[Exercise details] Locate the lines where "title" occurs and copy them as they stand.

Stored data
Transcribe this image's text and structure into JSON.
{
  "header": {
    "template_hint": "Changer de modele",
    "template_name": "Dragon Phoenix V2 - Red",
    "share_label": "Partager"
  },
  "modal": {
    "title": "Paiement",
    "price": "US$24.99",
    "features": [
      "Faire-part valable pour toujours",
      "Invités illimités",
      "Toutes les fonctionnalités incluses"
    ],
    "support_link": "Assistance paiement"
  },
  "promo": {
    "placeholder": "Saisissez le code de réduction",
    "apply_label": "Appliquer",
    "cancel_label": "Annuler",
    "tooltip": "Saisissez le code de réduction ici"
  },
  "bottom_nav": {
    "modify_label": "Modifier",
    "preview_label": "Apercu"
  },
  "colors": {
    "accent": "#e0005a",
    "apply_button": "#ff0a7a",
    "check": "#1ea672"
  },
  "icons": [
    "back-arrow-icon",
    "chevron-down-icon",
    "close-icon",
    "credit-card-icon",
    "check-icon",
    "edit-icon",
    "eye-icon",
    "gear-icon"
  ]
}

---

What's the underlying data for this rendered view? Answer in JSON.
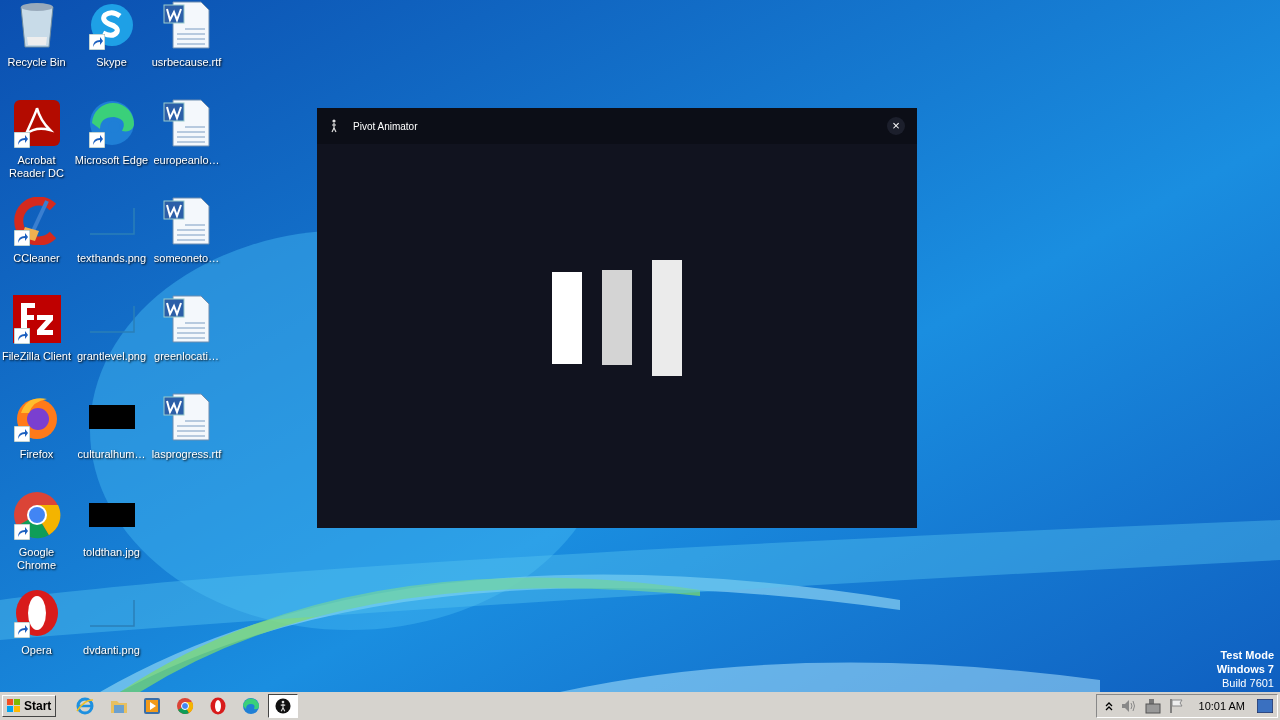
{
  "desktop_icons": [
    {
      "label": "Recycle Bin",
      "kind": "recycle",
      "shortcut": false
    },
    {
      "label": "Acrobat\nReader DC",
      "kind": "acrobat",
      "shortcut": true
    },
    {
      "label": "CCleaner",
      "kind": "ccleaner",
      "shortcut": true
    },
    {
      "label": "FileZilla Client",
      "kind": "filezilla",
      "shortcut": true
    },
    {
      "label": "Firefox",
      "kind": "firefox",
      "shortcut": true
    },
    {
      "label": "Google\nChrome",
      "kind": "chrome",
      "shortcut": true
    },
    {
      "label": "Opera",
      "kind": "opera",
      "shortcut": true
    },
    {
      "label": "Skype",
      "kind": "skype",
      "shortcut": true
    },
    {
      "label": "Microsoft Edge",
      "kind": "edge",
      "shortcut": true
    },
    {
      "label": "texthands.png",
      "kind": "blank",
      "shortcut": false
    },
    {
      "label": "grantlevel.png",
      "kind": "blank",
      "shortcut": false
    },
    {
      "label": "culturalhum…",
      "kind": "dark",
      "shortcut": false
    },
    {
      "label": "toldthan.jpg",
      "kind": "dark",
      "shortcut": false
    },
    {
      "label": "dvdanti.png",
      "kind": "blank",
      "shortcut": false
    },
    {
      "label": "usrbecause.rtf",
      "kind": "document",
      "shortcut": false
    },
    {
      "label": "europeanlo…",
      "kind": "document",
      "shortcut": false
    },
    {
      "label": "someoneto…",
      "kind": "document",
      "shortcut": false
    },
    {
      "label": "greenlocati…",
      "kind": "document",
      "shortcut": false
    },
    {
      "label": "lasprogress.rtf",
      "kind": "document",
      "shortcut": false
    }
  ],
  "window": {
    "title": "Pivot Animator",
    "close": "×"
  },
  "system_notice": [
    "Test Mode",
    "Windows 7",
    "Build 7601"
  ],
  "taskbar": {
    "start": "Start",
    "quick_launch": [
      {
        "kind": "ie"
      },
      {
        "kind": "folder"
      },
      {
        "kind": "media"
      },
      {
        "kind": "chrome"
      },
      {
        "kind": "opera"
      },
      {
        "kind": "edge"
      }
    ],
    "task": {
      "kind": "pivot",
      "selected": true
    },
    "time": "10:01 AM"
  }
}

--

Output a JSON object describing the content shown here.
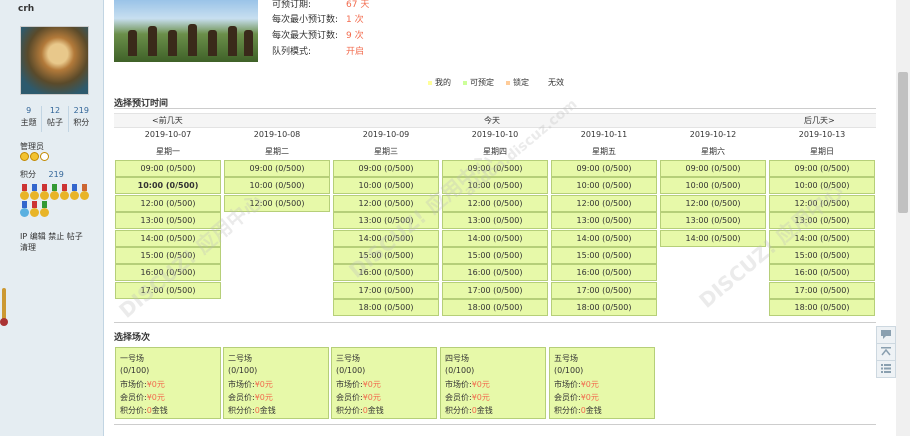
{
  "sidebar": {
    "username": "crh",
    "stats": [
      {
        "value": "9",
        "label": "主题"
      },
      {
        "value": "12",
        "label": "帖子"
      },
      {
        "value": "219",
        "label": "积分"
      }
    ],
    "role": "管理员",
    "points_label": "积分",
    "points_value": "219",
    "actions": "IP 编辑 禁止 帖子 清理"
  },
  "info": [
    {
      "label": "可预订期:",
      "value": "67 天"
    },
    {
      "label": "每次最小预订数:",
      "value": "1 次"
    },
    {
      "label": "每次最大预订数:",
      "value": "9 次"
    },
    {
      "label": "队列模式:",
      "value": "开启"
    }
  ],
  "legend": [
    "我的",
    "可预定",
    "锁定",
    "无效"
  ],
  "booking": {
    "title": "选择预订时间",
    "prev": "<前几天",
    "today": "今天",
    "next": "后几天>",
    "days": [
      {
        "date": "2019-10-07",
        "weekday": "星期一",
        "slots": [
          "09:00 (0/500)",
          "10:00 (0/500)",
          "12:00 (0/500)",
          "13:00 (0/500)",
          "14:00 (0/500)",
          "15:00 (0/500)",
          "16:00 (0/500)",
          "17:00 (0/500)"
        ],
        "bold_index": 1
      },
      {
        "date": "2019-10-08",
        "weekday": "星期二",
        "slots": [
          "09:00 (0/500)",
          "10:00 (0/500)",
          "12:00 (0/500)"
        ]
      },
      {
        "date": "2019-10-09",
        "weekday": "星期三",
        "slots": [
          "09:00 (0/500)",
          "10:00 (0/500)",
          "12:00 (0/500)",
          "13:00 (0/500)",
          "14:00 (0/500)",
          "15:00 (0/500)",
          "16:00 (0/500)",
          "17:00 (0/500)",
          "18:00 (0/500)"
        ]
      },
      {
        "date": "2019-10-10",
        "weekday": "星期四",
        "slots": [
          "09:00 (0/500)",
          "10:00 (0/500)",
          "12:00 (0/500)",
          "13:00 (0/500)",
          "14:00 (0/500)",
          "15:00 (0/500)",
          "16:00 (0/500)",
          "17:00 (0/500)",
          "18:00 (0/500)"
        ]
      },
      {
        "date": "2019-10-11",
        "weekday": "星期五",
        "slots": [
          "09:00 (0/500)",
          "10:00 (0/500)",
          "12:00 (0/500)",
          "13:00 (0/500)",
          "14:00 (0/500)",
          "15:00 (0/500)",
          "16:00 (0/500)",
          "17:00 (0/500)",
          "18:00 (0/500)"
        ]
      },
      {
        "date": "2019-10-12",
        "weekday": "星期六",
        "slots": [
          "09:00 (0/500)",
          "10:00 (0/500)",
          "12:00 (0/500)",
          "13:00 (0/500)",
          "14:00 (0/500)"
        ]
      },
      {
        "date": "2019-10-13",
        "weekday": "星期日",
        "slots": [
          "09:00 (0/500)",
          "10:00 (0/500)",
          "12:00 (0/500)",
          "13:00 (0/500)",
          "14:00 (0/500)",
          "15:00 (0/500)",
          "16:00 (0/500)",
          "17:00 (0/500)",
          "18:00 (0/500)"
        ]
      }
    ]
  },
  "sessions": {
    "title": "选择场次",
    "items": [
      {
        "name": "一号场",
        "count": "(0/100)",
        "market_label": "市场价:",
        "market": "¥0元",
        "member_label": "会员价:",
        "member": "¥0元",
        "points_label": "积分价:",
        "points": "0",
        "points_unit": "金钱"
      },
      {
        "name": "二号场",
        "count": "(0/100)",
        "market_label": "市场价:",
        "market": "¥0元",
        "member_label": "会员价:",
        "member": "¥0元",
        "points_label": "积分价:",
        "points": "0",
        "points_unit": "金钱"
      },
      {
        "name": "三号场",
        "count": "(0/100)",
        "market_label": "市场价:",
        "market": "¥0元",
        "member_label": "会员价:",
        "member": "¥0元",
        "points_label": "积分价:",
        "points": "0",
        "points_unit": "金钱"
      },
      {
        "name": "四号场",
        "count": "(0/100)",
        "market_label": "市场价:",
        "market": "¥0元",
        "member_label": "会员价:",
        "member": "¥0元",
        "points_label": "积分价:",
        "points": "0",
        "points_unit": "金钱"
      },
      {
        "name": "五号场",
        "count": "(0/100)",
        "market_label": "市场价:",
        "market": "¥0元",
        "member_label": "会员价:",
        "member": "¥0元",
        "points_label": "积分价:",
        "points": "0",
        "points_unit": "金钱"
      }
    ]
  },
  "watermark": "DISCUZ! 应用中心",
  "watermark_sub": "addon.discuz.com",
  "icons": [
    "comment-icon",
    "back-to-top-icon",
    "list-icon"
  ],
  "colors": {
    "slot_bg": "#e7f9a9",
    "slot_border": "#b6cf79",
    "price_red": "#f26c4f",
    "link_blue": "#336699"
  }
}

[Reply]
    "title": "Paiement",
    "title": "Pivot Animator",
    "title": "选择预订时间",
    "title": "选择场次",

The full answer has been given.